**DATA RECORDS**
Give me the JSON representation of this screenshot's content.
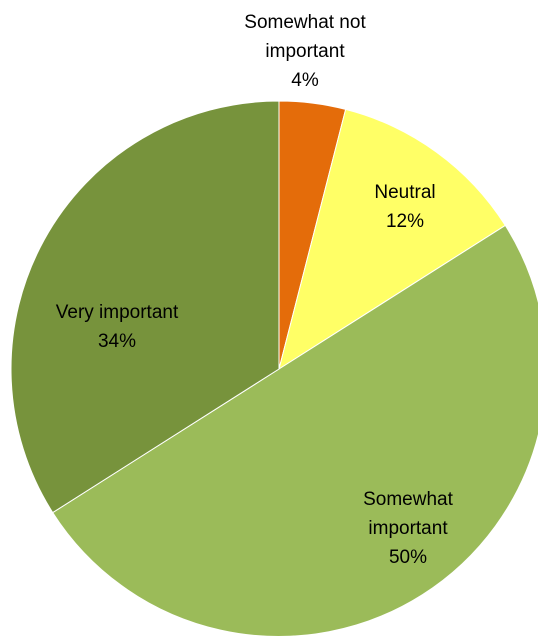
---
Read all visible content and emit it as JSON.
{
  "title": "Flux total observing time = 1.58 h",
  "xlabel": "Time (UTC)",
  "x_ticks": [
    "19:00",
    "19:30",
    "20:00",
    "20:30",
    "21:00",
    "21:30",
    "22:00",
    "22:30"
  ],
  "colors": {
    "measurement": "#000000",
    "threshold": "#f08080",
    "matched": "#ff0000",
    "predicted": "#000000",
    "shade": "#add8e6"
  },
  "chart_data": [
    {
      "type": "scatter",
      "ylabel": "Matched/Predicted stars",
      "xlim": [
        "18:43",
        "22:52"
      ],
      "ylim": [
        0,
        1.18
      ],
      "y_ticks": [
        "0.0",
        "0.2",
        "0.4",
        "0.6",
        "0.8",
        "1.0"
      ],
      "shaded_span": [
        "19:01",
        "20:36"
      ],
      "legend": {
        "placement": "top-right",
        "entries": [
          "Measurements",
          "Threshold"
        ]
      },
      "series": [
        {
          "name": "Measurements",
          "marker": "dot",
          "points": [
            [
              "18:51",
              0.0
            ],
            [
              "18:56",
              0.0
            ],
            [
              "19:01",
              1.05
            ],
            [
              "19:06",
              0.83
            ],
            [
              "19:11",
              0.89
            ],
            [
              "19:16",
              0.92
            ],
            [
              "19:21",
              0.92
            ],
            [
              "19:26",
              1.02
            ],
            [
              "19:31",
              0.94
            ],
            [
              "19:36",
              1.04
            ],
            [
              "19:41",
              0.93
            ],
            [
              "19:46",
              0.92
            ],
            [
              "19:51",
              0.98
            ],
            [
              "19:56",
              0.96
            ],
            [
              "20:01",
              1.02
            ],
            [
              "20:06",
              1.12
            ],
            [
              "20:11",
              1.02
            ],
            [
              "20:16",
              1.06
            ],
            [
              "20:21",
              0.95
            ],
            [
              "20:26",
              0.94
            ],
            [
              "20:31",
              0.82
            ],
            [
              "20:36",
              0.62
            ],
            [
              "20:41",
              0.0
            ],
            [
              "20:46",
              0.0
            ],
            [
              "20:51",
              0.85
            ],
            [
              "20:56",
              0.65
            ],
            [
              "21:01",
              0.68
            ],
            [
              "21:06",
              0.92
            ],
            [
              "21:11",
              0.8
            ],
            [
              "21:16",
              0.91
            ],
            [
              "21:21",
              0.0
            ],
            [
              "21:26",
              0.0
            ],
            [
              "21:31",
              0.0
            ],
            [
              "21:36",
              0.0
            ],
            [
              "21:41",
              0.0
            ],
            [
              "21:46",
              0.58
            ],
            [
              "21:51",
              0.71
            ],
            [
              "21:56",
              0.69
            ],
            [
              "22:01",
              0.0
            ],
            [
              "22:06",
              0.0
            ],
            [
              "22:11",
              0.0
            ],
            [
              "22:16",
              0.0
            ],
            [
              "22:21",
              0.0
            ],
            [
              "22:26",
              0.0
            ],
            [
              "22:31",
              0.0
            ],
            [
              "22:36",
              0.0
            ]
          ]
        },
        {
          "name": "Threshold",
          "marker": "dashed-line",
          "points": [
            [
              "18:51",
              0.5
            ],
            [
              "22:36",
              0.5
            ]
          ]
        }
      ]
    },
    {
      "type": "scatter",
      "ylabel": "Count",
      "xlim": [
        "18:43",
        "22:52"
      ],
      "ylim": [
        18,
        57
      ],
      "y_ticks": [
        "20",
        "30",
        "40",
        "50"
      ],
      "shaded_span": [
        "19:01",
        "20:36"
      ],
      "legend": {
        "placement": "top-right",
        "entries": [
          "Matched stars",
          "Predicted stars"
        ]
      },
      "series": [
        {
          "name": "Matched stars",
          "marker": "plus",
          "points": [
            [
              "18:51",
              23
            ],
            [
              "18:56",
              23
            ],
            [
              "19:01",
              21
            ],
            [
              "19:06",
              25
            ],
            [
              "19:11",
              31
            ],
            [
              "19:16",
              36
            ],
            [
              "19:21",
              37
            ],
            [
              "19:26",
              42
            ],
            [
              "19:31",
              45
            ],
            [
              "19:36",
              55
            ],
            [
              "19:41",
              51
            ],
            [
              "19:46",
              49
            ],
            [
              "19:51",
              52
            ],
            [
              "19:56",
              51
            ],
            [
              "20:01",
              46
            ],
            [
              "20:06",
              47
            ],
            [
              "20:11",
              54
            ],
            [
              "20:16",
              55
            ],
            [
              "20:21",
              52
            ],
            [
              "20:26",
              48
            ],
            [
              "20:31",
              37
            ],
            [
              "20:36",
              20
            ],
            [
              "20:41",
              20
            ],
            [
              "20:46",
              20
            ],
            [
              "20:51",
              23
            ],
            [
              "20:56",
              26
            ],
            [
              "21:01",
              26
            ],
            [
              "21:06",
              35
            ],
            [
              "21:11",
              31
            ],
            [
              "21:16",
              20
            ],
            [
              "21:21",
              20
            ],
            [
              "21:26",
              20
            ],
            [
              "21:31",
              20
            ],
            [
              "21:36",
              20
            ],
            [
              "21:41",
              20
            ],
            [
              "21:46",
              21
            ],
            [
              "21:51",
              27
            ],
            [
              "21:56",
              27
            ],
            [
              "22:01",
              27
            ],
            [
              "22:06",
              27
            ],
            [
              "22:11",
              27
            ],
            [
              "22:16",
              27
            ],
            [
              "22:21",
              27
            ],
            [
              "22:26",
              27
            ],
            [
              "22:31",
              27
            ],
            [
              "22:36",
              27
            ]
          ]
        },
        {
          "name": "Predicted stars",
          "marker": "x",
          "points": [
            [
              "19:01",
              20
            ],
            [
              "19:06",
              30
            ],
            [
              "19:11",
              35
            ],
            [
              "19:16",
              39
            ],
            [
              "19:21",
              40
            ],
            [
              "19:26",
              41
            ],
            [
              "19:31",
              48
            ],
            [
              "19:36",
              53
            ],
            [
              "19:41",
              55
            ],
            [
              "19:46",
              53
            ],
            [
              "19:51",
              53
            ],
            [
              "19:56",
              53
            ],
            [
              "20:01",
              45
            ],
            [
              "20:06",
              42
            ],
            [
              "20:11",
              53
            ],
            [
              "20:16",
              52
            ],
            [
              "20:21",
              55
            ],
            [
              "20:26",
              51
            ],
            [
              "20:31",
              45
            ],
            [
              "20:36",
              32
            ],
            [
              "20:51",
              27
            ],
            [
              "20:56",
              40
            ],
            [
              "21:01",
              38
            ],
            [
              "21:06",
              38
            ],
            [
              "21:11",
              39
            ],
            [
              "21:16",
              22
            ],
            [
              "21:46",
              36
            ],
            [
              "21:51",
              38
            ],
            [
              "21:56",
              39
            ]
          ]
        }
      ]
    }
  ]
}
==
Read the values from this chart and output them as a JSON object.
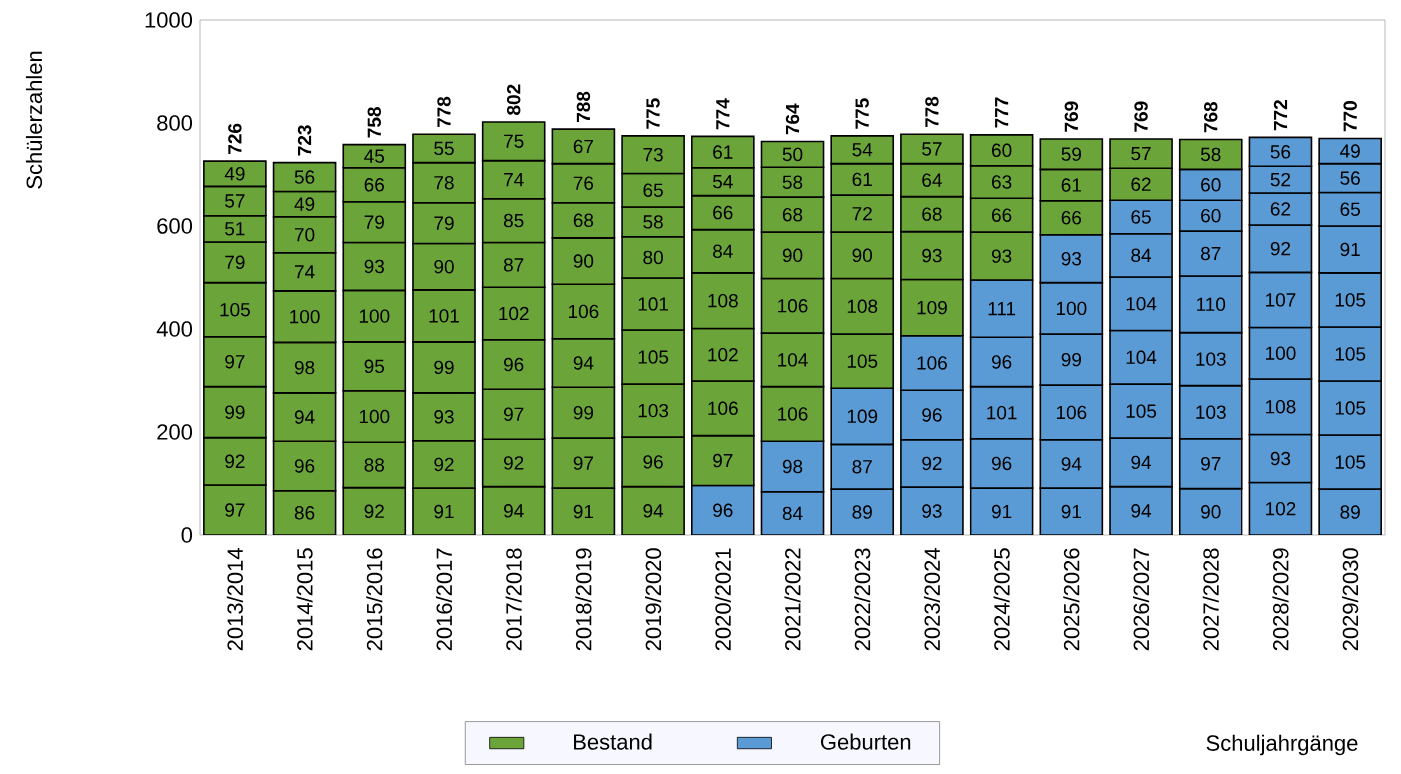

**PROBLEM**
What is the number of lines that hold the string "this"? Give it alone.

**WRITTEN REPLY**
2